Down to the last line, print the material below verbatim.

* [The records]:
= = = =
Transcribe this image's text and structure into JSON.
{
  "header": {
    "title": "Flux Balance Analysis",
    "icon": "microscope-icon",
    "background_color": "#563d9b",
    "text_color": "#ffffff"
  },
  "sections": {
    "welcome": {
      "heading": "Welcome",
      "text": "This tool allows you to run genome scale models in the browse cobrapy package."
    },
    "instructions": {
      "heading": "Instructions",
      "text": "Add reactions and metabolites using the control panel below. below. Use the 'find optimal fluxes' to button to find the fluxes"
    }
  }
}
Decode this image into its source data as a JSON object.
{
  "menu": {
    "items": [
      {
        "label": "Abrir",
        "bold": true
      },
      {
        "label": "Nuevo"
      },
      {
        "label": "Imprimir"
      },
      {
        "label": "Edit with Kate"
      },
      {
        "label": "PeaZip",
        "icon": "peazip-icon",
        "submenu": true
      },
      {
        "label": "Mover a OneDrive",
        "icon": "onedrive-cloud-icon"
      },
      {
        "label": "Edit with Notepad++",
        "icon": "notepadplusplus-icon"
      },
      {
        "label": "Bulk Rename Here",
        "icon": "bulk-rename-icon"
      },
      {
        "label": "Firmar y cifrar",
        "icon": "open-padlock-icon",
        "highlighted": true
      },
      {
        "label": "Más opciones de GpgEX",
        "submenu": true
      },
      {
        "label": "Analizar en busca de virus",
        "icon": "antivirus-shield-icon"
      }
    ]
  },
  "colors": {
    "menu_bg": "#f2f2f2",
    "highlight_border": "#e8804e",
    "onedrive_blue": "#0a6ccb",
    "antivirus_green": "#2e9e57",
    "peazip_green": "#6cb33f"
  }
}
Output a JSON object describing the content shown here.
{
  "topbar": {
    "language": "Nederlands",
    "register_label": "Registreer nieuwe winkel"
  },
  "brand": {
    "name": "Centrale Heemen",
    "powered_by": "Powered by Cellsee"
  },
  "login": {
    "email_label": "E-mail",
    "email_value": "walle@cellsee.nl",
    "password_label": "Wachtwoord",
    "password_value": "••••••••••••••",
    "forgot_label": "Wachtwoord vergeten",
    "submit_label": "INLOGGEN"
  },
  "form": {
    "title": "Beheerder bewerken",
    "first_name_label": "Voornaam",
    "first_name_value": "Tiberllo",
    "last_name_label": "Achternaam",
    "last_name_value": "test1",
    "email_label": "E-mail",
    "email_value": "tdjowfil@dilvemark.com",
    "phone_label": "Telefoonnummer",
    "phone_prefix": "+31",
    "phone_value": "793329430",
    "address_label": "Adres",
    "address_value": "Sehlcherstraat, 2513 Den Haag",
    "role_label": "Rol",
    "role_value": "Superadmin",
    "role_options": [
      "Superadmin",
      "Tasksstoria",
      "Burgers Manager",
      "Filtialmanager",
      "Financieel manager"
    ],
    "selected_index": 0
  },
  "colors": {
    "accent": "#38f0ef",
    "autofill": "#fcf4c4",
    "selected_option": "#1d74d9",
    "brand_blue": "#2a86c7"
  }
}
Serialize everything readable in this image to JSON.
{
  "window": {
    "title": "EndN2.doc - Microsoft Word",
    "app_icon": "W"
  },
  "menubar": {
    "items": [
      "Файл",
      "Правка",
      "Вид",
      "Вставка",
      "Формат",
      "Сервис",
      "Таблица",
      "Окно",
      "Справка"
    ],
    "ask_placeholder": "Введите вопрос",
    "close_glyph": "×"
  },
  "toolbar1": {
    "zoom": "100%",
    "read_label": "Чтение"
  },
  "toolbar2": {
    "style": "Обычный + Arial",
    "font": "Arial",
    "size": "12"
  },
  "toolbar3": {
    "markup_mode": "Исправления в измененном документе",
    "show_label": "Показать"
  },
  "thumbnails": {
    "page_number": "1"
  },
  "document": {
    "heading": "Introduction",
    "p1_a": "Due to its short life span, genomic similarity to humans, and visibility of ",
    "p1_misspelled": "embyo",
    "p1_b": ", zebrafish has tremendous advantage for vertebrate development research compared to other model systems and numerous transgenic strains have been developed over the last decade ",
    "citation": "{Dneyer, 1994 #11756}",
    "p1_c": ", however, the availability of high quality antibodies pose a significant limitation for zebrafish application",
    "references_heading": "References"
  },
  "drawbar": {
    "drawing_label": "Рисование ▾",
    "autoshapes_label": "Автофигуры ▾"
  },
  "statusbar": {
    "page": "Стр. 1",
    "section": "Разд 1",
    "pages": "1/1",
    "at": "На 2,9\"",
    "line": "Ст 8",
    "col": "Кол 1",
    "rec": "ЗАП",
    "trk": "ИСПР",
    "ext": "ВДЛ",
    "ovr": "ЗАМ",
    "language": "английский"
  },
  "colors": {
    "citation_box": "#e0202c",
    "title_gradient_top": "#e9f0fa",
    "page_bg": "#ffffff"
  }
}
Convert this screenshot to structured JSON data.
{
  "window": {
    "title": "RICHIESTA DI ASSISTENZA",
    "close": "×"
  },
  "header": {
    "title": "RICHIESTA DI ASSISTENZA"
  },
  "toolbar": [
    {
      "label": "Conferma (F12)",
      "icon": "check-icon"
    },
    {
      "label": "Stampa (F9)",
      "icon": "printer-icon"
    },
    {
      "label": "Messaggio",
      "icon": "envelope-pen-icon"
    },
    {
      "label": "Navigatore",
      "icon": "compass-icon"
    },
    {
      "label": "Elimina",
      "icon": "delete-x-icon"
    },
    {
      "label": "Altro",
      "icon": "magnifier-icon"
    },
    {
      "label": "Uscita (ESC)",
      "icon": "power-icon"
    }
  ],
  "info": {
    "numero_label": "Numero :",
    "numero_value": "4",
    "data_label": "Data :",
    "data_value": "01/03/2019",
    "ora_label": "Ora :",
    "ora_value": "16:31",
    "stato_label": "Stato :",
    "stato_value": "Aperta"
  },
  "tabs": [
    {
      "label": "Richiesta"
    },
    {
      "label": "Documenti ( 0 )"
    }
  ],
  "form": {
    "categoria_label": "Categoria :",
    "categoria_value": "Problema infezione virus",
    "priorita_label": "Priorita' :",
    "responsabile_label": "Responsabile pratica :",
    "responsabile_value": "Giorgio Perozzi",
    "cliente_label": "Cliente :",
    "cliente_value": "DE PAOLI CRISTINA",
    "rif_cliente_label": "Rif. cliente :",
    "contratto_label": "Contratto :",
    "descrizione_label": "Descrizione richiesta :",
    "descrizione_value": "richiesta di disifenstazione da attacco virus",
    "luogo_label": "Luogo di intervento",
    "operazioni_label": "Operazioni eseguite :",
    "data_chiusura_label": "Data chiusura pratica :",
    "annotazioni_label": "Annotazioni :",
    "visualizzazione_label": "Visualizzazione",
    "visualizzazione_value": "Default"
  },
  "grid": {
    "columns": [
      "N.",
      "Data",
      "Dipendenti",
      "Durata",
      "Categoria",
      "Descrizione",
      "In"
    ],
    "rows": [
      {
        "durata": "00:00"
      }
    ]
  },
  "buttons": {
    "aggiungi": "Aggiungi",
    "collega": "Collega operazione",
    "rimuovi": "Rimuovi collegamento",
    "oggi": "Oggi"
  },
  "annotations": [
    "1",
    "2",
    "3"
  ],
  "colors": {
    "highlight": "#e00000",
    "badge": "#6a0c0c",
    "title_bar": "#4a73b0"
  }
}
= = = =
* [Task response]:
Transcribe this image's text and structure into JSON.
{
  "header": {
    "title": "Flux Balance Analysis",
    "icon": "microscope-icon",
    "background_color": "#563d9b",
    "text_color": "#ffffff"
  },
  "sections": {
    "welcome": {
      "heading": "Welcome",
      "text": "This tool allows you to run genome scale models in the browse cobrapy package."
    },
    "instructions": {
      "heading": "Instructions",
      "text": "Add reactions and metabolites using the control panel below. below. Use the 'find optimal fluxes' to button to find the fluxes"
    }
  }
}
Decode this image into its source data as a JSON object.
{
  "menu": {
    "items": [
      {
        "label": "Abrir",
        "bold": true
      },
      {
        "label": "Nuevo"
      },
      {
        "label": "Imprimir"
      },
      {
        "label": "Edit with Kate"
      },
      {
        "label": "PeaZip",
        "icon": "peazip-icon",
        "submenu": true
      },
      {
        "label": "Mover a OneDrive",
        "icon": "onedrive-cloud-icon"
      },
      {
        "label": "Edit with Notepad++",
        "icon": "notepadplusplus-icon"
      },
      {
        "label": "Bulk Rename Here",
        "icon": "bulk-rename-icon"
      },
      {
        "label": "Firmar y cifrar",
        "icon": "open-padlock-icon",
        "highlighted": true
      },
      {
        "label": "Más opciones de GpgEX",
        "submenu": true
      },
      {
        "label": "Analizar en busca de virus",
        "icon": "antivirus-shield-icon"
      }
    ]
  },
  "colors": {
    "menu_bg": "#f2f2f2",
    "highlight_border": "#e8804e",
    "onedrive_blue": "#0a6ccb",
    "antivirus_green": "#2e9e57",
    "peazip_green": "#6cb33f"
  }
}
Output a JSON object describing the content shown here.
{
  "topbar": {
    "language": "Nederlands",
    "register_label": "Registreer nieuwe winkel"
  },
  "brand": {
    "name": "Centrale Heemen",
    "powered_by": "Powered by Cellsee"
  },
  "login": {
    "email_label": "E-mail",
    "email_value": "walle@cellsee.nl",
    "password_label": "Wachtwoord",
    "password_value": "••••••••••••••",
    "forgot_label": "Wachtwoord vergeten",
    "submit_label": "INLOGGEN"
  },
  "form": {
    "title": "Beheerder bewerken",
    "first_name_label": "Voornaam",
    "first_name_value": "Tiberllo",
    "last_name_label": "Achternaam",
    "last_name_value": "test1",
    "email_label": "E-mail",
    "email_value": "tdjowfil@dilvemark.com",
    "phone_label": "Telefoonnummer",
    "phone_prefix": "+31",
    "phone_value": "793329430",
    "address_label": "Adres",
    "address_value": "Sehlcherstraat, 2513 Den Haag",
    "role_label": "Rol",
    "role_value": "Superadmin",
    "role_options": [
      "Superadmin",
      "Tasksstoria",
      "Burgers Manager",
      "Filtialmanager",
      "Financieel manager"
    ],
    "selected_index": 0
  },
  "colors": {
    "accent": "#38f0ef",
    "autofill": "#fcf4c4",
    "selected_option": "#1d74d9",
    "brand_blue": "#2a86c7"
  }
}
Serialize everything readable in this image to JSON.
{
  "window": {
    "title": "EndN2.doc - Microsoft Word",
    "app_icon": "W"
  },
  "menubar": {
    "items": [
      "Файл",
      "Правка",
      "Вид",
      "Вставка",
      "Формат",
      "Сервис",
      "Таблица",
      "Окно",
      "Справка"
    ],
    "ask_placeholder": "Введите вопрос",
    "close_glyph": "×"
  },
  "toolbar1": {
    "zoom": "100%",
    "read_label": "Чтение"
  },
  "toolbar2": {
    "style": "Обычный + Arial",
    "font": "Arial",
    "size": "12"
  },
  "toolbar3": {
    "markup_mode": "Исправления в измененном документе",
    "show_label": "Показать"
  },
  "thumbnails": {
    "page_number": "1"
  },
  "document": {
    "heading": "Introduction",
    "p1_a": "Due to its short life span, genomic similarity to humans, and visibility of ",
    "p1_misspelled": "embyo",
    "p1_b": ", zebrafish has tremendous advantage for vertebrate development research compared to other model systems and numerous transgenic strains have been developed over the last decade ",
    "citation": "{Dneyer, 1994 #11756}",
    "p1_c": ", however, the availability of high quality antibodies pose a significant limitation for zebrafish application",
    "references_heading": "References"
  },
  "drawbar": {
    "drawing_label": "Рисование ▾",
    "autoshapes_label": "Автофигуры ▾"
  },
  "statusbar": {
    "page": "Стр. 1",
    "section": "Разд 1",
    "pages": "1/1",
    "at": "На 2,9\"",
    "line": "Ст 8",
    "col": "Кол 1",
    "rec": "ЗАП",
    "trk": "ИСПР",
    "ext": "ВДЛ",
    "ovr": "ЗАМ",
    "language": "английский"
  },
  "colors": {
    "citation_box": "#e0202c",
    "title_gradient_top": "#e9f0fa",
    "page_bg": "#ffffff"
  }
}
Convert this screenshot to structured JSON data.
{
  "window": {
    "title": "RICHIESTA DI ASSISTENZA",
    "close": "×"
  },
  "header": {
    "title": "RICHIESTA DI ASSISTENZA"
  },
  "toolbar": [
    {
      "label": "Conferma (F12)",
      "icon": "check-icon"
    },
    {
      "label": "Stampa (F9)",
      "icon": "printer-icon"
    },
    {
      "label": "Messaggio",
      "icon": "envelope-pen-icon"
    },
    {
      "label": "Navigatore",
      "icon": "compass-icon"
    },
    {
      "label": "Elimina",
      "icon": "delete-x-icon"
    },
    {
      "label": "Altro",
      "icon": "magnifier-icon"
    },
    {
      "label": "Uscita (ESC)",
      "icon": "power-icon"
    }
  ],
  "info": {
    "numero_label": "Numero :",
    "numero_value": "4",
    "data_label": "Data :",
    "data_value": "01/03/2019",
    "ora_label": "Ora :",
    "ora_value": "16:31",
    "stato_label": "Stato :",
    "stato_value": "Aperta"
  },
  "tabs": [
    {
      "label": "Richiesta"
    },
    {
      "label": "Documenti ( 0 )"
    }
  ],
  "form": {
    "categoria_label": "Categoria :",
    "categoria_value": "Problema infezione virus",
    "priorita_label": "Priorita' :",
    "responsabile_label": "Responsabile pratica :",
    "responsabile_value": "Giorgio Perozzi",
    "cliente_label": "Cliente :",
    "cliente_value": "DE PAOLI CRISTINA",
    "rif_cliente_label": "Rif. cliente :",
    "contratto_label": "Contratto :",
    "descrizione_label": "Descrizione richiesta :",
    "descrizione_value": "richiesta di disifenstazione da attacco virus",
    "luogo_label": "Luogo di intervento",
    "operazioni_label": "Operazioni eseguite :",
    "data_chiusura_label": "Data chiusura pratica :",
    "annotazioni_label": "Annotazioni :",
    "visualizzazione_label": "Visualizzazione",
    "visualizzazione_value": "Default"
  },
  "grid": {
    "columns": [
      "N.",
      "Data",
      "Dipendenti",
      "Durata",
      "Categoria",
      "Descrizione",
      "In"
    ],
    "rows": [
      {
        "durata": "00:00"
      }
    ]
  },
  "buttons": {
    "aggiungi": "Aggiungi",
    "collega": "Collega operazione",
    "rimuovi": "Rimuovi collegamento",
    "oggi": "Oggi"
  },
  "annotations": [
    "1",
    "2",
    "3"
  ],
  "colors": {
    "highlight": "#e00000",
    "badge": "#6a0c0c",
    "title_bar": "#4a73b0"
  }
}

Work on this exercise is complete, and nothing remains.